> BRIEF
Among the lines below, list those containing the string "content".

> EXCERPTED RECORDS

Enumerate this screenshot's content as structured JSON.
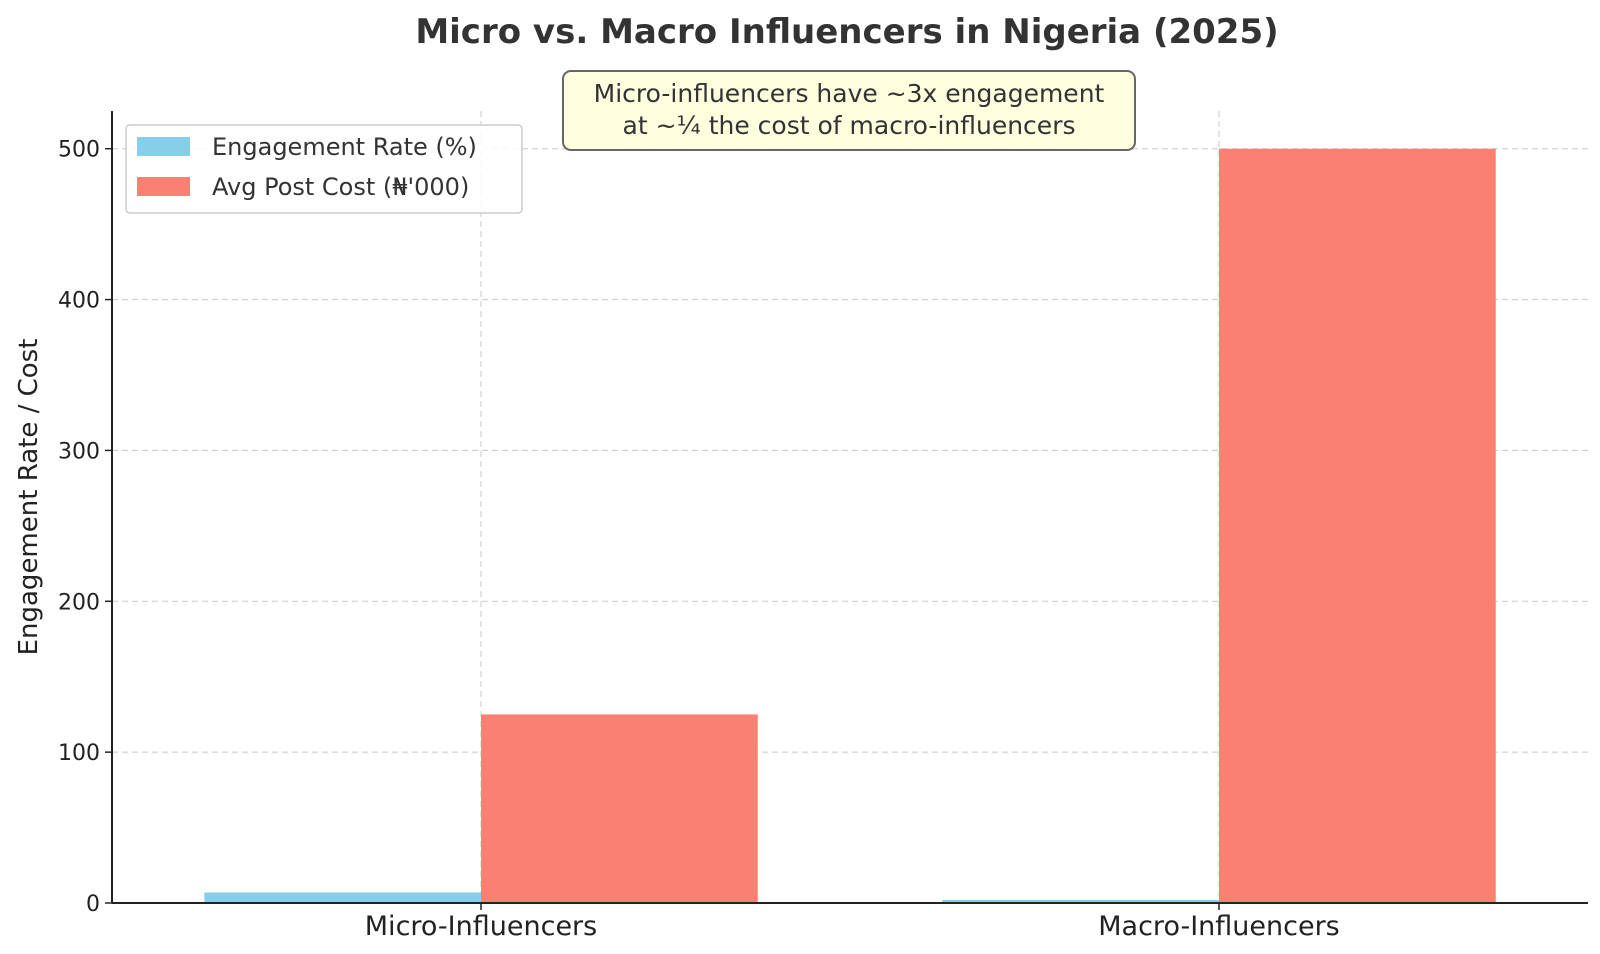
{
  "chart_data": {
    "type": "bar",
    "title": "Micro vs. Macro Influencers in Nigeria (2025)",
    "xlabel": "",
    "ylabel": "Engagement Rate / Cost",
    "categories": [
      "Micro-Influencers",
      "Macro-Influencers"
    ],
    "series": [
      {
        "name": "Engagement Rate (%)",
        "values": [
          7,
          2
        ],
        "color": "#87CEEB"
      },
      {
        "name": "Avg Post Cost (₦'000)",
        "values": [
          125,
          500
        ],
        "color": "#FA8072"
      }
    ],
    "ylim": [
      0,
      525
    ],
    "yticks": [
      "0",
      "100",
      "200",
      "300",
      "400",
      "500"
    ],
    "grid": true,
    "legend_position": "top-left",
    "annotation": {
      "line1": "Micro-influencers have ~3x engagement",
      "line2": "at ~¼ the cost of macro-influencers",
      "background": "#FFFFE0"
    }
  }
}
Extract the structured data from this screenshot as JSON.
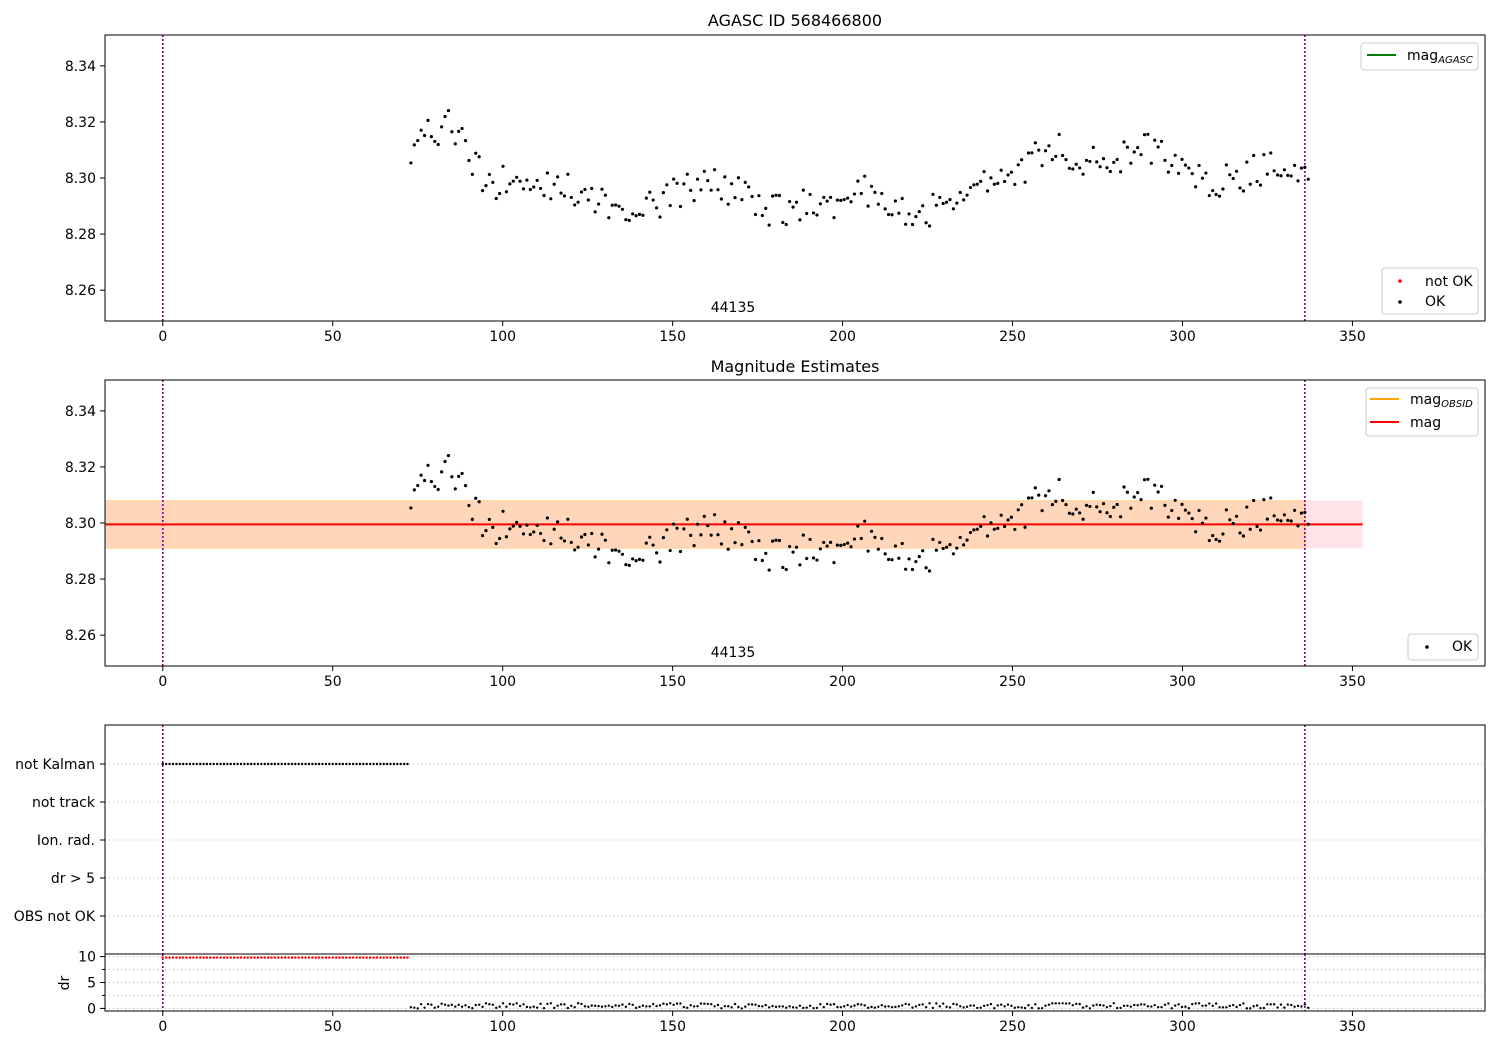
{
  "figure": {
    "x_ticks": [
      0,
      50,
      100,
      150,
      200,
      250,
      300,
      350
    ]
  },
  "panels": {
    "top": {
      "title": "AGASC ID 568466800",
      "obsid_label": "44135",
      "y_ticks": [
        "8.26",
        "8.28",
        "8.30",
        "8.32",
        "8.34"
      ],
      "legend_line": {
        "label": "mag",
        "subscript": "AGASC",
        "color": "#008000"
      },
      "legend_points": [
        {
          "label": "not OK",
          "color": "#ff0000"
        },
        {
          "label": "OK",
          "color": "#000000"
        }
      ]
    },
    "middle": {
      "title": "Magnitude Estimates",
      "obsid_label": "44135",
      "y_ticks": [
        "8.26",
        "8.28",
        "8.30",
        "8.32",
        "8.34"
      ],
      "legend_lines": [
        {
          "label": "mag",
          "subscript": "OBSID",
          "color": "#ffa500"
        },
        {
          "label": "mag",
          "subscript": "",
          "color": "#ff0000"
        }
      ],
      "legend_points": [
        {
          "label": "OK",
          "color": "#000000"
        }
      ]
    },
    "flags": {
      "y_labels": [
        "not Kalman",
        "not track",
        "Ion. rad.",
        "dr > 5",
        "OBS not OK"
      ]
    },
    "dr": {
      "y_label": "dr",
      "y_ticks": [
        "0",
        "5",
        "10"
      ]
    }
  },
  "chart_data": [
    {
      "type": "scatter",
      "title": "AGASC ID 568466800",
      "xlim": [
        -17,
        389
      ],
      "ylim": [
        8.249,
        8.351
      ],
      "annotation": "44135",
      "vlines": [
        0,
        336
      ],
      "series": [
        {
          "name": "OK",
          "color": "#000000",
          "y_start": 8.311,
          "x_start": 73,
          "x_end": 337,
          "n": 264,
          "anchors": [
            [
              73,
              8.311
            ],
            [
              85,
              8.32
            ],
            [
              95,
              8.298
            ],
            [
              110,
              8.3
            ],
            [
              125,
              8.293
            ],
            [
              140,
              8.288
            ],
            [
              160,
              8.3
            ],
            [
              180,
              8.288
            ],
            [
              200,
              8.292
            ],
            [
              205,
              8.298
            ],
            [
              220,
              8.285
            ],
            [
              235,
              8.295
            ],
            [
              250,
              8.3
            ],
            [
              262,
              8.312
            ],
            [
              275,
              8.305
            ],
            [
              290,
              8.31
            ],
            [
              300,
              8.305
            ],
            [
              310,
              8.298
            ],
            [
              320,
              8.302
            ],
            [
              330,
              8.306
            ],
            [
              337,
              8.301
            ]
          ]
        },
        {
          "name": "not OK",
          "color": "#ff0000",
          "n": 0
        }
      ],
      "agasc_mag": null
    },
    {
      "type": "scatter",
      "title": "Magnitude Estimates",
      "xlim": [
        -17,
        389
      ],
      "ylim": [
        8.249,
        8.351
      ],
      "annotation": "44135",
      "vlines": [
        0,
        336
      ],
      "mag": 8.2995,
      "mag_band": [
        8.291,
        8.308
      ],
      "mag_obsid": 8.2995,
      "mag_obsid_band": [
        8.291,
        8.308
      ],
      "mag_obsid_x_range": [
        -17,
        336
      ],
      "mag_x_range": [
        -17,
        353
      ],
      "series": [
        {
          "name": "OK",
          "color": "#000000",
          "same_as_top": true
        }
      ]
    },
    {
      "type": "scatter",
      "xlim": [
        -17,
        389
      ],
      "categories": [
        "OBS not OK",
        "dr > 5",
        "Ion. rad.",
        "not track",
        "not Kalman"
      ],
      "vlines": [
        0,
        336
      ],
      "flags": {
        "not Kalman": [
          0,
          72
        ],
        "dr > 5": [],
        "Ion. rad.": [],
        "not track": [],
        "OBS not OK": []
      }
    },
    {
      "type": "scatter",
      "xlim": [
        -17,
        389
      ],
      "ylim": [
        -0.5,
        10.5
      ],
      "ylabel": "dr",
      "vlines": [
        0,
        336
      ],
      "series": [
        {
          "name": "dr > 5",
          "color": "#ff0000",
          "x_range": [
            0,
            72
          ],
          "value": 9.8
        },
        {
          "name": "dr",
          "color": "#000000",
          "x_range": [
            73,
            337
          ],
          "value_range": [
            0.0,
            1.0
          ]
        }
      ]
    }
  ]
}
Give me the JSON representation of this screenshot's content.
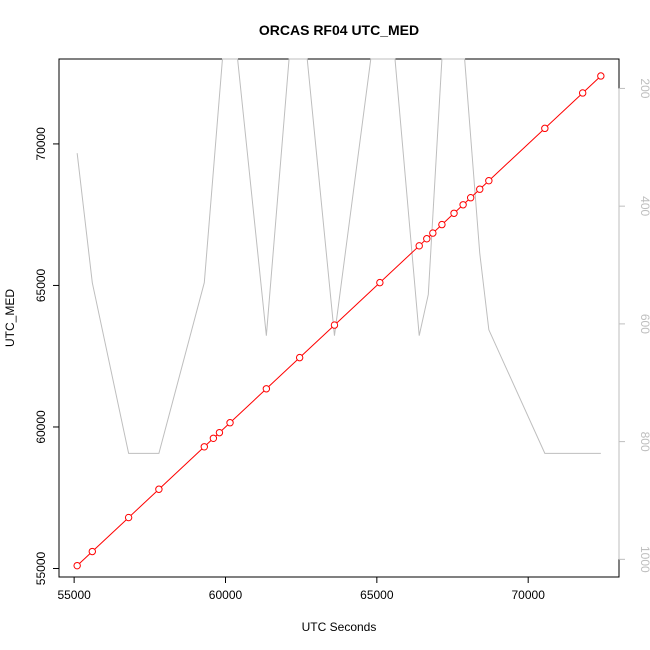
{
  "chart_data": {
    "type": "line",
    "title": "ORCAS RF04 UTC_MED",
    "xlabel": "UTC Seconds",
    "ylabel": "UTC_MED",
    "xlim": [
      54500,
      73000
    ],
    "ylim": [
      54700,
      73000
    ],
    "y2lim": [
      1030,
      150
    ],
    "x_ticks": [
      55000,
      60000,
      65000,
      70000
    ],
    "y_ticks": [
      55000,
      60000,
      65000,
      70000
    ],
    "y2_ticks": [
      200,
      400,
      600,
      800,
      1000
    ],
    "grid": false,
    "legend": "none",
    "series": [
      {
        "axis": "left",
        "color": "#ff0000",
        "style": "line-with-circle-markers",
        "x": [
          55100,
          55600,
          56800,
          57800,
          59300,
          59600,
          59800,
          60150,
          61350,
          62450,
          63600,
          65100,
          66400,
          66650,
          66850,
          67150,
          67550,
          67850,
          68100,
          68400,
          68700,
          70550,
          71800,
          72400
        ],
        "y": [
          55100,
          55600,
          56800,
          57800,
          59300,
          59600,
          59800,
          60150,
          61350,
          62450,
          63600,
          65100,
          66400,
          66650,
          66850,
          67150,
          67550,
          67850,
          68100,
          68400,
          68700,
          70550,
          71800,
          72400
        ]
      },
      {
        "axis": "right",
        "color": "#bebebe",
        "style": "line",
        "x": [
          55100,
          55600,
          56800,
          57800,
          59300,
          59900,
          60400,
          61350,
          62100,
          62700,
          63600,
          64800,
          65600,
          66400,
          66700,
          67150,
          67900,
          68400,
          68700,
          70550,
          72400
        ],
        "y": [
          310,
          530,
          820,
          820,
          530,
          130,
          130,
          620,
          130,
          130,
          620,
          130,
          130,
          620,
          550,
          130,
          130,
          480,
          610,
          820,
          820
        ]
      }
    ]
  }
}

> TASK OUTPUT
Enumerate this screenshot's content as structured JSON.
Give me the JSON representation of this screenshot's content.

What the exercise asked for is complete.